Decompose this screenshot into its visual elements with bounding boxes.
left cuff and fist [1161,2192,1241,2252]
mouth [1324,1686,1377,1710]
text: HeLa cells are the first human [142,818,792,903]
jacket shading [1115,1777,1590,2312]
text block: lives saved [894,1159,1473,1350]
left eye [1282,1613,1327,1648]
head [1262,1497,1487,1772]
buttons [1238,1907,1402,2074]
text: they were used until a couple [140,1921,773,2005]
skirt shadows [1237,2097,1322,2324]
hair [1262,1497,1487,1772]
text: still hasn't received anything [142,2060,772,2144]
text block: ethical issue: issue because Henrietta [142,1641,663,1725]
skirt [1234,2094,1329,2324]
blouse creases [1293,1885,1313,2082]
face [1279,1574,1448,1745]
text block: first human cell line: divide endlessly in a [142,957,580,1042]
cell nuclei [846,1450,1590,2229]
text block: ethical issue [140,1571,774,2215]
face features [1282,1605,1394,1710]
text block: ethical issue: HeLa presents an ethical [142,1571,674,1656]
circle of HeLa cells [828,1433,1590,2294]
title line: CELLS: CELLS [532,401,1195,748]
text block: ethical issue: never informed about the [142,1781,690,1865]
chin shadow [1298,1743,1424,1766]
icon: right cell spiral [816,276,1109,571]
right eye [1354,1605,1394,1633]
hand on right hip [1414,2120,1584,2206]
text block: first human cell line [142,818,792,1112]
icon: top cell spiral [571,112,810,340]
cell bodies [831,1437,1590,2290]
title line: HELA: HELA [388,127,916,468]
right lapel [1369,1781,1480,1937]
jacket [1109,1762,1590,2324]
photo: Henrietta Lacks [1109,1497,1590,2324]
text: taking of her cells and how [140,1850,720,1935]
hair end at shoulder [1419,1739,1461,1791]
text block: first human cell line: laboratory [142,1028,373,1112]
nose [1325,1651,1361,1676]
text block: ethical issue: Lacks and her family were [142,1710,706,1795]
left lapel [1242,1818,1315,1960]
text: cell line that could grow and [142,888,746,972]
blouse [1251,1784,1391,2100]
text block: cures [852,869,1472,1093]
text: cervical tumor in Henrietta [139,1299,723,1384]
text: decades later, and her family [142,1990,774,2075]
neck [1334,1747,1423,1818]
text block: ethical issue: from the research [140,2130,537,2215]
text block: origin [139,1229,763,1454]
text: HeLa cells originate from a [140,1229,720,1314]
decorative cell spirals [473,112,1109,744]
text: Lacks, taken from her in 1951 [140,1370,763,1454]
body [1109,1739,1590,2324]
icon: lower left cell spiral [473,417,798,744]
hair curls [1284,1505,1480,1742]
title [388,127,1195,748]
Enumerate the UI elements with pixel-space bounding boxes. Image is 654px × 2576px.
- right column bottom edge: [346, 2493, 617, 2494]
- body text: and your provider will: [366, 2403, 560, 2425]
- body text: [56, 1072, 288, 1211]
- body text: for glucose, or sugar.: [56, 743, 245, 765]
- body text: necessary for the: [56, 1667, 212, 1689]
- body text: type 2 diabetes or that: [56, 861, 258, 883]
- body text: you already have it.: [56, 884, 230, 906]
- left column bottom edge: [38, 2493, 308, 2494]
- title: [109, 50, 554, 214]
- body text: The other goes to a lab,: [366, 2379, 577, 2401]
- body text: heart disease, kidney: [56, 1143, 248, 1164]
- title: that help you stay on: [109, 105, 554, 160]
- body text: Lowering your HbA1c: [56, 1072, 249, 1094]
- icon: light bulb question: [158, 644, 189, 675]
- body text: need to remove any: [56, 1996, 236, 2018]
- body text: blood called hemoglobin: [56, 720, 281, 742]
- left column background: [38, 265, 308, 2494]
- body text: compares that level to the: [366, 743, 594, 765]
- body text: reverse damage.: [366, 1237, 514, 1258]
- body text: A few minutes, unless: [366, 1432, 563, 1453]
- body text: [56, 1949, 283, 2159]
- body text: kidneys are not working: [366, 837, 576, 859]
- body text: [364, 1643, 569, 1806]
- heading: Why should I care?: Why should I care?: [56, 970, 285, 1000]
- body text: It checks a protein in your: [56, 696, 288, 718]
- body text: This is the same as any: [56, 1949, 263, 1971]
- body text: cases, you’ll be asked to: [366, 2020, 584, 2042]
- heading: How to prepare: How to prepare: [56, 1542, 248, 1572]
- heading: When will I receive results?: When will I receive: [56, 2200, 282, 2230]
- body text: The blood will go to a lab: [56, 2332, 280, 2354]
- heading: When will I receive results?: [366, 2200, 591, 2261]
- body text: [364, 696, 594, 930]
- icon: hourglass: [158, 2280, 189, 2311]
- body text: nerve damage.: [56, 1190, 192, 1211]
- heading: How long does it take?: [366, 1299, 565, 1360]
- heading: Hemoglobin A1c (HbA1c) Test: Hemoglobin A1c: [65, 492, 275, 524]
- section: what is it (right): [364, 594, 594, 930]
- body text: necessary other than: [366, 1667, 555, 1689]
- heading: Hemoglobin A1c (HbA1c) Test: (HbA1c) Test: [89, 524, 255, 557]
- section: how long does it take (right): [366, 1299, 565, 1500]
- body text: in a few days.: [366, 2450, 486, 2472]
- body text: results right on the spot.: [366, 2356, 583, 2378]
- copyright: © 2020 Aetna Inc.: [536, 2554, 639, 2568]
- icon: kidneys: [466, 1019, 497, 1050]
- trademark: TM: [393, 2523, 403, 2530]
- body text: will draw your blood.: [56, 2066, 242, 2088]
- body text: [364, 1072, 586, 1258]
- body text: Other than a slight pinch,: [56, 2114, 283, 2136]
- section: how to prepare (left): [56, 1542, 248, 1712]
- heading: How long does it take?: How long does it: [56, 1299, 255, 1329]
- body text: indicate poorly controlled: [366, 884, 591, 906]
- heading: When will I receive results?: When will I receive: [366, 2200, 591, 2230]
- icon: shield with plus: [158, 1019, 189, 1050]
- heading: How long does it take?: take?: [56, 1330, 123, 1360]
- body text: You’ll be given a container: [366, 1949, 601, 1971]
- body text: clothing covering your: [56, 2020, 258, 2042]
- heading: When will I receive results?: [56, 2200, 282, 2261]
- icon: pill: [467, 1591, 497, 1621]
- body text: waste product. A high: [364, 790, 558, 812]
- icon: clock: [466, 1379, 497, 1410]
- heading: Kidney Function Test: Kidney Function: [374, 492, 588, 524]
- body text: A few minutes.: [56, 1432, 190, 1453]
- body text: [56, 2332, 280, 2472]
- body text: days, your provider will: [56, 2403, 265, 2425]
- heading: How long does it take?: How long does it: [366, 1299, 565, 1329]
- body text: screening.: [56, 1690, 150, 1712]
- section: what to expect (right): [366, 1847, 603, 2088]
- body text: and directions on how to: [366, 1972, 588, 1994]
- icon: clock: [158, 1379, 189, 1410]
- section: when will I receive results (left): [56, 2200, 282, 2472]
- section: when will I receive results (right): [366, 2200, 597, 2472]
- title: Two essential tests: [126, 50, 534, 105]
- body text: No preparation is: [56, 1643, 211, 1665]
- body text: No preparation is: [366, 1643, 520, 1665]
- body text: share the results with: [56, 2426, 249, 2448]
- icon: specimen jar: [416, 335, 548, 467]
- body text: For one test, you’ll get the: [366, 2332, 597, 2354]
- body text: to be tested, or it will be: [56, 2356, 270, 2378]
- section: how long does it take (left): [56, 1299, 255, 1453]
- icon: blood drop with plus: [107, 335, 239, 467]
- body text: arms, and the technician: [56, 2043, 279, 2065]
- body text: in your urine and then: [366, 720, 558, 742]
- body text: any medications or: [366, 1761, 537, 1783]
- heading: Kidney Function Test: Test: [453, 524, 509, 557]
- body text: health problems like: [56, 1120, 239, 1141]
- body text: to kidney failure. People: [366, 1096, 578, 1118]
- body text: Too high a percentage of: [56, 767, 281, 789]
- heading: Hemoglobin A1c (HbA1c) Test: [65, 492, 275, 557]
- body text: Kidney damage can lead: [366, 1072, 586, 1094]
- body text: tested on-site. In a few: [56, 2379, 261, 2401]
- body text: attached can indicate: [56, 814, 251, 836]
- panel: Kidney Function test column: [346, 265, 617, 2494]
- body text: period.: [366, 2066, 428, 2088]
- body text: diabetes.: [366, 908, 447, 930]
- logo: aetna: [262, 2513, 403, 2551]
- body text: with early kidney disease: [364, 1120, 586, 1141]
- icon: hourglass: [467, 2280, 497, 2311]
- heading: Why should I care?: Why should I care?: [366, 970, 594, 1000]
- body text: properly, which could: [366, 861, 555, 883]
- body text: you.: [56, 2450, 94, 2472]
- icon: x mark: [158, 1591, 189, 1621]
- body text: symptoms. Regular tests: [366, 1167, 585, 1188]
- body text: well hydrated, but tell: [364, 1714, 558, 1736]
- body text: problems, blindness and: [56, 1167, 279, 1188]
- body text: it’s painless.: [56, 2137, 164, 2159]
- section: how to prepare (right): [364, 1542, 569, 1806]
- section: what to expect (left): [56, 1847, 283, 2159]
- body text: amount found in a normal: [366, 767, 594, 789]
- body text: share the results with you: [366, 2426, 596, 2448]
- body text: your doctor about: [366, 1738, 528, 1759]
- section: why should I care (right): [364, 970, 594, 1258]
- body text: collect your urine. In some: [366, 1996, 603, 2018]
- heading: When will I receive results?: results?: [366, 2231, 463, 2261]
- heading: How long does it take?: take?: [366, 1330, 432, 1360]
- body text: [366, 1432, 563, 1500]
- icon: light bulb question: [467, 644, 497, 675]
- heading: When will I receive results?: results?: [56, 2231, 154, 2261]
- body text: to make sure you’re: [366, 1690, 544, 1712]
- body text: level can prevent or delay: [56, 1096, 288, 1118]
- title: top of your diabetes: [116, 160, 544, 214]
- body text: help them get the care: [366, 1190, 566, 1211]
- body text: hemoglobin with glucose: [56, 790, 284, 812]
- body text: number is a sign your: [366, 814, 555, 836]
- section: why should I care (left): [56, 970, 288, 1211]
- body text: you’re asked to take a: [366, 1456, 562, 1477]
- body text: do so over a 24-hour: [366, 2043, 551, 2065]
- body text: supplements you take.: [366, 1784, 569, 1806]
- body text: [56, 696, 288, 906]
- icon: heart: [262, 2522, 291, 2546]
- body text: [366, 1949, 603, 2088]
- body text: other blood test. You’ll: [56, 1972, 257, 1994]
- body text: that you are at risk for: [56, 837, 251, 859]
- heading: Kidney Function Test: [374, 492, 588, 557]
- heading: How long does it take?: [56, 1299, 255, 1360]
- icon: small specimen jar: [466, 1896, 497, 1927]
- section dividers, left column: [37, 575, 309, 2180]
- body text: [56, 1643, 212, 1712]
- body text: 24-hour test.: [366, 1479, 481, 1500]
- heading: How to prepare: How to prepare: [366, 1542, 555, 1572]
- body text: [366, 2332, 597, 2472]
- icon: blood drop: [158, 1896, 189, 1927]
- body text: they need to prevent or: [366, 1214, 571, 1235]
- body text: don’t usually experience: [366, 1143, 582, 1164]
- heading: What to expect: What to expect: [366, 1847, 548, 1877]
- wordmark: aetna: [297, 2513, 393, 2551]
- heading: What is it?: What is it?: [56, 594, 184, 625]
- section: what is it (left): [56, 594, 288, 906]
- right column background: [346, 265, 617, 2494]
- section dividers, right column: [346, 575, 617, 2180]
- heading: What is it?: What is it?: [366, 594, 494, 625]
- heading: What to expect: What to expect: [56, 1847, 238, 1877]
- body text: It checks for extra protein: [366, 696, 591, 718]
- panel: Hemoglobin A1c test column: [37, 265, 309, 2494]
━━━━
EXERCISE DESCRIPTION:
The total wanted is the number of lines in the entries above that contain "urine". Give it alone.

RESPONSE TO THE EXERCISE:
2